**** Фрагмент текста

Писатель как будто забыл, что несколько ранее он намного точнее подметил настоящую причину вхождения буржуа в эти низовые структуры: «К несчастию, не понимают того значения, которое должны иметь в государстве крупные землевладельцы», – говорит Вронский. Постепенное вхождение промышленников и крупных землевладельцев во власть, замена ими правящего сословного дворянства, установление, таким образом, своего, нового, буржуазного правления – вот конечная цель таких Вронских.
Как потомственный родовитый дворянин Толстой допустить этого не может.
К тщеславию и честолюбию Вронского Толстой добавляет его разбросанность и поверхностное отношение к выбранным обязанностям. Автор словами Анны укоряет Вронского и Свияжского: «Я боюсь, что в последнее время у нас слишком много этих общественных обязанностей. Как прежде чиновников было так много, что для всякого дела нужен был чиновник, так теперь все общественные деятели. Алексей теперь здесь шесть месяцев, и он уж член, кажется, пяти или шести разных общественных учреждений — попечительство, судья, гласный, присяжный, конской что-то. Du train que cela va все время уйдет на это. И я боюсь, что при таком множестве этих дел это только форма. Вы скольких мест член, Николай Иваныч? — обратилась она к Свияжскому. — Кажется, больше двадцати?
Анна говорила шутливо, но в тоне ее чувствовалось раздражение».
Нетерпимость патриархального дворянина и аристократа Толстого к новому поколению обуржуазившихся дворян, принимающих капитализм и врастающих в него, вылилась в неприятие одного из главных героев своего романа. Вронского не спасла любовь к Анне, его готовность официально жениться на ней, желание иметь полноценную семью с детьми. Его не спасло и то, что он не был промышленником или банкиром, а занимался сельским хозяйством, так любимым Толстым. На Вронском – не «истинном» аристократе, соблазнителе, разбившем крепкую семью, молодом капиталисте – был поставлен крест. Он так и не оправился от самоубийства Анны (хотя в романе неоднократно говорится об охлаждении Вронского к любовнице при ее жизни, и, казалось бы, он должен был легче переживать ее смерть) и со своим эскадроном, собранным за его счет, идет на сербо-турецкую войну, готовый погибнуть в боях.
Как мы знаем, сам Толстой с неодобрением относился к этой войне и участию русских добровольцев в ней (см. главу VIII Семья Левиных (продолжение) Левин (продолжение). Сербо-турецкая война.). Война для Толстого – это «есть такое животное, жестокое, ужасное дело», это, в первую очередь, убийство, в котором христианин по своей воле не должен участвовать. Вот почему добровольцев он описывает весьма нелицеприятно: один из них «был богатый московский купец, промотавший большое состояние до двадцати двух лет. …был изнежен, избалован и слаб здоровьем; он, очевидно, был уверен, в особенности теперь, выпив, что он совершает геройский поступок, и хвастался самым неприятным образом», другой «был и на железной дороге, и управляющим, и сам заводил фабрики, и говорил обо всем, без всякой надобности и невпопад употребляя ученые слова», третий – «пьяница и вор, которого никто уже не брал в работники», собирался на войну и проигравшийся Яшвин, приятель Вронского. В общем, говоря словами Левина-Толстого, «…в восьмидесятимиллионном народе всегда найдутся не сотни, как теперь, а десятки тысяч людей, потерявших общественное положение, бесшабашных людей, которые всегда готовы — в шайку Пугачева, в Хиву, в Сербию...».

********
**** Предоставленный материал

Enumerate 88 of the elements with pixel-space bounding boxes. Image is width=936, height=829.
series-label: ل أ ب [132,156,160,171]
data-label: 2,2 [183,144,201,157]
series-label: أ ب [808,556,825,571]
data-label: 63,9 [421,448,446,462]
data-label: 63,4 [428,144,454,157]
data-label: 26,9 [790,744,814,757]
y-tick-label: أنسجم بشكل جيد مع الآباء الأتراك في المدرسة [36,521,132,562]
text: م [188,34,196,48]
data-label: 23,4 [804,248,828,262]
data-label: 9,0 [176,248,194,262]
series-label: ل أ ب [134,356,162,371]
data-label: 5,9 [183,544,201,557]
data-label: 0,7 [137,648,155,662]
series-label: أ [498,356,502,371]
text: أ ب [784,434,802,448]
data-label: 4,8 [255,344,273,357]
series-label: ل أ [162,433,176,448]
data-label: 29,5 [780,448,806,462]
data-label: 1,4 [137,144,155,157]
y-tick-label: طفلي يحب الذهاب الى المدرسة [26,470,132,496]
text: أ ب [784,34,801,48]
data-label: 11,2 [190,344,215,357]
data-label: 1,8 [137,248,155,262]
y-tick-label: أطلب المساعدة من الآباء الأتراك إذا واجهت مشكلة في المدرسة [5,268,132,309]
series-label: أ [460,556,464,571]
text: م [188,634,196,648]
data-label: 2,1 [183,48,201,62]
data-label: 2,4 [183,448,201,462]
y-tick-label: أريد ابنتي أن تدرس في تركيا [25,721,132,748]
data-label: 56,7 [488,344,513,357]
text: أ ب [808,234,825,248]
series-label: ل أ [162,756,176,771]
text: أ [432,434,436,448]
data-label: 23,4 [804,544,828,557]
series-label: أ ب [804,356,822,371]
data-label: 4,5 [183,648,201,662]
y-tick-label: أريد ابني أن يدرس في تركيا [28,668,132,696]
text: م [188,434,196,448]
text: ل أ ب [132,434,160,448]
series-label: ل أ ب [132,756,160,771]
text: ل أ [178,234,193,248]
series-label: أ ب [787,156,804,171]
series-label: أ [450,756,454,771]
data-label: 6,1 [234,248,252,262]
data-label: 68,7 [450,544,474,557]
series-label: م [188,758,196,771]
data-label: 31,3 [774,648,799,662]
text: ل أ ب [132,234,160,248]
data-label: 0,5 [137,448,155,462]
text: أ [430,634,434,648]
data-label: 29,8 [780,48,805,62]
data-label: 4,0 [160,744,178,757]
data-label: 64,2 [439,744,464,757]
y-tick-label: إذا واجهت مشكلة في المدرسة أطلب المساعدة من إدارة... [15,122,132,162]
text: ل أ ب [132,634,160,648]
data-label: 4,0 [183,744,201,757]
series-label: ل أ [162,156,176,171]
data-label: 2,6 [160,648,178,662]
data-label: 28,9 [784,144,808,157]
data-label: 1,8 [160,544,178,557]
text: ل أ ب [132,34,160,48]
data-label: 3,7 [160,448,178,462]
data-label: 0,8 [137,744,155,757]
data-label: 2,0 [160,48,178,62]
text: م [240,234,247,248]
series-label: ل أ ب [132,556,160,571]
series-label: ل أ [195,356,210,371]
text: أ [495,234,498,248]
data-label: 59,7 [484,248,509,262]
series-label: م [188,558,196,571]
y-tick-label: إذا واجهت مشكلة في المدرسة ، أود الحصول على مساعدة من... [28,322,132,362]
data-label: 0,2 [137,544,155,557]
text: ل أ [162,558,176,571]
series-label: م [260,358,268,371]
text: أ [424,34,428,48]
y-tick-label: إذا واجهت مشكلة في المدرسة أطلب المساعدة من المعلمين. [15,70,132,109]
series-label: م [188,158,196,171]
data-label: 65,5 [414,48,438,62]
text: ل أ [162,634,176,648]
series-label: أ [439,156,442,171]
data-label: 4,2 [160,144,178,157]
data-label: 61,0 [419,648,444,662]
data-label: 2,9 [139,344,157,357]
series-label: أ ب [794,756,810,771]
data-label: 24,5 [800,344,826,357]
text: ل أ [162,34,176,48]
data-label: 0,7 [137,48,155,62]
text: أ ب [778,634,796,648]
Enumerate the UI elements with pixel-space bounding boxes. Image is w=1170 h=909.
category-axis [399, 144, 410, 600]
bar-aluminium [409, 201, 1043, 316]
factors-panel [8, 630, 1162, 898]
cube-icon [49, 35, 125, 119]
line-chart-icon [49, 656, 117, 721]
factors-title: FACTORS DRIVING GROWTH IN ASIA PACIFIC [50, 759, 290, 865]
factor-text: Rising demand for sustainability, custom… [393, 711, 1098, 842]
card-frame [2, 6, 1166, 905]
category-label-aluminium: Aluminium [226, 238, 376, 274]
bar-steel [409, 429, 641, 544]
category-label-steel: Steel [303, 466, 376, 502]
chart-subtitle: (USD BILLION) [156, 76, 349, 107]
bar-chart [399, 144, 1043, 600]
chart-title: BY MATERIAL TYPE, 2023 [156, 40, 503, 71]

********

_Суть задания_
Перепишите дословно часть статьи о Вронском, начиная со слов «К тщеславию и» и заканчивая словами «Кажется, больше двадцати?».

_Итоговый ответ_
К тщеславию и честолюбию Вронского Толстой добавляет его разбросанность и поверхностное отношение к выбранным обязанностям. Автор словами Анны укоряет Вронского и Свияжского: «Я боюсь, что в последнее время у нас слишком много этих общественных обязанностей. Как прежде чиновников было так много, что для всякого дела нужен был чиновник, так теперь все общественные деятели. Алексей теперь здесь шесть месяцев, и он уж член, кажется, пяти или шести разных общественных учреждений — попечительство, судья, гласный, присяжный, конской что-то. Du train que cela va все время уйдет на это. И я боюсь, что при таком множестве этих дел это только форма. Вы скольких мест член, Николай Иваныч? — обратилась она к Свияжскому. — Кажется, больше двадцати?